* START Provided material *

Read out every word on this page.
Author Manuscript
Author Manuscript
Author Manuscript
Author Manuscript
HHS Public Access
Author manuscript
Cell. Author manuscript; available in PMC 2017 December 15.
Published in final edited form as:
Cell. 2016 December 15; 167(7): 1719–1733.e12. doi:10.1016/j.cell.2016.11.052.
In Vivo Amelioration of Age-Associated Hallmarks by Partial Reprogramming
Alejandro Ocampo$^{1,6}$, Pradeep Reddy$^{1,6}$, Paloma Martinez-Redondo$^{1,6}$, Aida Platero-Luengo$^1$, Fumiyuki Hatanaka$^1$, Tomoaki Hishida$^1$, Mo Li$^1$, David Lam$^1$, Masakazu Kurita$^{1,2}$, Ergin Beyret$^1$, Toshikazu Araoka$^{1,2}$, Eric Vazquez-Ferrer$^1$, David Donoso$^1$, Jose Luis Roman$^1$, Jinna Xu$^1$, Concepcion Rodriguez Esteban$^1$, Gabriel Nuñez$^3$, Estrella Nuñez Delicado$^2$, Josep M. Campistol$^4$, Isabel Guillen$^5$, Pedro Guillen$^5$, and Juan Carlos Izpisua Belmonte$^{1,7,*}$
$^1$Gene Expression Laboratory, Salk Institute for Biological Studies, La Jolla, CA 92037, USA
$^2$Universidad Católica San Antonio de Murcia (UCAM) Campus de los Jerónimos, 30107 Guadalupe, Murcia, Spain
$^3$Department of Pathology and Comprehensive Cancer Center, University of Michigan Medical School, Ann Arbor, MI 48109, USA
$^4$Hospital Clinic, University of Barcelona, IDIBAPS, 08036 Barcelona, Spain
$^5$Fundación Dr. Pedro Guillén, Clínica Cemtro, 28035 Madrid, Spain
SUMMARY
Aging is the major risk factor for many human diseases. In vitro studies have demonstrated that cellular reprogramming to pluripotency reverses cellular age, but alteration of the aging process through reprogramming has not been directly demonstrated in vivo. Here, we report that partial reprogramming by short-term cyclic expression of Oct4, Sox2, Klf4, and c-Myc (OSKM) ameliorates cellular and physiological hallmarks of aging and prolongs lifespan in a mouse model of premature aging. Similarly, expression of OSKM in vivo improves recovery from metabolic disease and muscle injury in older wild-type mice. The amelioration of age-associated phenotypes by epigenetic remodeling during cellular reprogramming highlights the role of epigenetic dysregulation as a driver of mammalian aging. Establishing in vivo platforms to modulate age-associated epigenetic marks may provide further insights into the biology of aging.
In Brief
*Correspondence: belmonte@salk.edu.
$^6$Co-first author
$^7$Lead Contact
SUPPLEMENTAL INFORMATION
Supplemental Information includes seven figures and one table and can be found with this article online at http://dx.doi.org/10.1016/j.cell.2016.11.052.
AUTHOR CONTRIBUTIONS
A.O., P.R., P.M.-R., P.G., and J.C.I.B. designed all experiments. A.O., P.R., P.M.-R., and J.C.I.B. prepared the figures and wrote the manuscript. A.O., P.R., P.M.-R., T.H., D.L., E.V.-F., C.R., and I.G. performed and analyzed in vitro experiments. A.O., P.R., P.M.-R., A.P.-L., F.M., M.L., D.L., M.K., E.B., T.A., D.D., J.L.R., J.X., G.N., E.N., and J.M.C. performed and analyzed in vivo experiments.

* END Provided material *

Given exercise
Nothing in the listing may be changed; retype it all exactly.

Result of this exercise
Read out every word on this page.
Author Manuscript
Author Manuscript
Author Manuscript
Author Manuscript
HHS Public Access
Author manuscript
Cell. Author manuscript; available in PMC 2017 December 15.
Published in final edited form as:
Cell. 2016 December 15; 167(7): 1719–1733.e12. doi:10.1016/j.cell.2016.11.052.
In Vivo Amelioration of Age-Associated Hallmarks by Partial Reprogramming
Alejandro Ocampo$^{1,6}$, Pradeep Reddy$^{1,6}$, Paloma Martinez-Redondo$^{1,6}$, Aida Platero-Luengo$^1$, Fumiyuki Hatanaka$^1$, Tomoaki Hishida$^1$, Mo Li$^1$, David Lam$^1$, Masakazu Kurita$^{1,2}$, Ergin Beyret$^1$, Toshikazu Araoka$^{1,2}$, Eric Vazquez-Ferrer$^1$, David Donoso$^1$, Jose Luis Roman$^1$, Jinna Xu$^1$, Concepcion Rodriguez Esteban$^1$, Gabriel Nuñez$^3$, Estrella Nuñez Delicado$^2$, Josep M. Campistol$^4$, Isabel Guillen$^5$, Pedro Guillen$^5$, and Juan Carlos Izpisua Belmonte$^{1,7,*}$
$^1$Gene Expression Laboratory, Salk Institute for Biological Studies, La Jolla, CA 92037, USA
$^2$Universidad Católica San Antonio de Murcia (UCAM) Campus de los Jerónimos, 30107 Guadalupe, Murcia, Spain
$^3$Department of Pathology and Comprehensive Cancer Center, University of Michigan Medical School, Ann Arbor, MI 48109, USA
$^4$Hospital Clinic, University of Barcelona, IDIBAPS, 08036 Barcelona, Spain
$^5$Fundación Dr. Pedro Guillén, Clínica Cemtro, 28035 Madrid, Spain
SUMMARY
Aging is the major risk factor for many human diseases. In vitro studies have demonstrated that cellular reprogramming to pluripotency reverses cellular age, but alteration of the aging process through reprogramming has not been directly demonstrated in vivo. Here, we report that partial reprogramming by short-term cyclic expression of Oct4, Sox2, Klf4, and c-Myc (OSKM) ameliorates cellular and physiological hallmarks of aging and prolongs lifespan in a mouse model of premature aging. Similarly, expression of OSKM in vivo improves recovery from metabolic disease and muscle injury in older wild-type mice. The amelioration of age-associated phenotypes by epigenetic remodeling during cellular reprogramming highlights the role of epigenetic dysregulation as a driver of mammalian aging. Establishing in vivo platforms to modulate age-associated epigenetic marks may provide further insights into the biology of aging.
In Brief
*Correspondence: belmonte@salk.edu.
$^6$Co-first author
$^7$Lead Contact
SUPPLEMENTAL INFORMATION
Supplemental Information includes seven figures and one table and can be found with this article online at http://dx.doi.org/10.1016/j.cell.2016.11.052.
AUTHOR CONTRIBUTIONS
A.O., P.R., P.M.-R., P.G., and J.C.I.B. designed all experiments. A.O., P.R., P.M.-R., and J.C.I.B. prepared the figures and wrote the manuscript. A.O., P.R., P.M.-R., T.H., D.L., E.V.-F., C.R., and I.G. performed and analyzed in vitro experiments. A.O., P.R., P.M.-R., A.P.-L., F.M., M.L., D.L., M.K., E.B., T.A., D.D., J.L.R., J.X., G.N., E.N., and J.M.C. performed and analyzed in vivo experiments.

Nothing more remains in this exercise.